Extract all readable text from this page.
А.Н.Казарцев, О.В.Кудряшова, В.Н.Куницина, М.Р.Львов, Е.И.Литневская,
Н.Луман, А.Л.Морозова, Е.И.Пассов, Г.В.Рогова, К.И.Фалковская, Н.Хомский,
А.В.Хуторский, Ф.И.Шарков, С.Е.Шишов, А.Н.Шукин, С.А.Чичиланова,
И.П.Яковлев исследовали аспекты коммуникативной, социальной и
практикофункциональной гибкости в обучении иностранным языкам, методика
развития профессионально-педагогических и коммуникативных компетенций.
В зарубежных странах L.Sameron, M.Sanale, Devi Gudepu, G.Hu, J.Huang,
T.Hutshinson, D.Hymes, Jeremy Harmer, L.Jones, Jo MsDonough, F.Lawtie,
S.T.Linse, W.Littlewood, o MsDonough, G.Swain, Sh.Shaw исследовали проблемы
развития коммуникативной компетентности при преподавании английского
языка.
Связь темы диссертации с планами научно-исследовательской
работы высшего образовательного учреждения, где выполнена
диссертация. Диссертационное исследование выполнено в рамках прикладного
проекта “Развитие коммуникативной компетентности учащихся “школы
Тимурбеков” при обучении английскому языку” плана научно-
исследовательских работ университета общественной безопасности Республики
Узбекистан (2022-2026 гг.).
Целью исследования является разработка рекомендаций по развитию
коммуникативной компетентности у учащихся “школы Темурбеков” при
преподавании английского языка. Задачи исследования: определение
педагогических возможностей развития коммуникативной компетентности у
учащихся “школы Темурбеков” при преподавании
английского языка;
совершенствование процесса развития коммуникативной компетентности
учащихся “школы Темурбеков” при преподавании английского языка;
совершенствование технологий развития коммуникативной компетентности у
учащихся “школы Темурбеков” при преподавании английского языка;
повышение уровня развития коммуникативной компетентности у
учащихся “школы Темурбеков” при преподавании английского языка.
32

*****

Write every record out again, unaltered.

Extract all readable text from this page.
А.Н.Казарцев, О.В.Кудряшова, В.Н.Куницина, М.Р.Львов, Е.И.Литневская,
Н.Луман, А.Л.Морозова, Е.И.Пассов, Г.В.Рогова, К.И.Фалковская, Н.Хомский,
А.В.Хуторский, Ф.И.Шарков, С.Е.Шишов, А.Н.Шукин, С.А.Чичиланова,
И.П.Яковлев исследовали аспекты коммуникативной, социальной и
практикофункциональной гибкости в обучении иностранным языкам, методика
развития профессионально-педагогических и коммуникативных компетенций.
В зарубежных странах L.Sameron, M.Sanale, Devi Gudepu, G.Hu, J.Huang,
T.Hutshinson, D.Hymes, Jeremy Harmer, L.Jones, Jo MsDonough, F.Lawtie,
S.T.Linse, W.Littlewood, o MsDonough, G.Swain, Sh.Shaw исследовали проблемы
развития коммуникативной компетентности при преподавании английского
языка.
Связь темы диссертации с планами научно-исследовательской
работы высшего образовательного учреждения, где выполнена
диссертация. Диссертационное исследование выполнено в рамках прикладного
проекта “Развитие коммуникативной компетентности учащихся “школы
Тимурбеков” при обучении английскому языку” плана научно-
исследовательских работ университета общественной безопасности Республики
Узбекистан (2022-2026 гг.).
Целью исследования является разработка рекомендаций по развитию
коммуникативной компетентности у учащихся “школы Темурбеков” при
преподавании английского языка. Задачи исследования: определение
педагогических возможностей развития коммуникативной компетентности у
учащихся “школы Темурбеков” при преподавании
английского языка;
совершенствование процесса развития коммуникативной компетентности
учащихся “школы Темурбеков” при преподавании английского языка;
совершенствование технологий развития коммуникативной компетентности у
учащихся “школы Темурбеков” при преподавании английского языка;
повышение уровня развития коммуникативной компетентности у
учащихся “школы Темурбеков” при преподавании английского языка.
32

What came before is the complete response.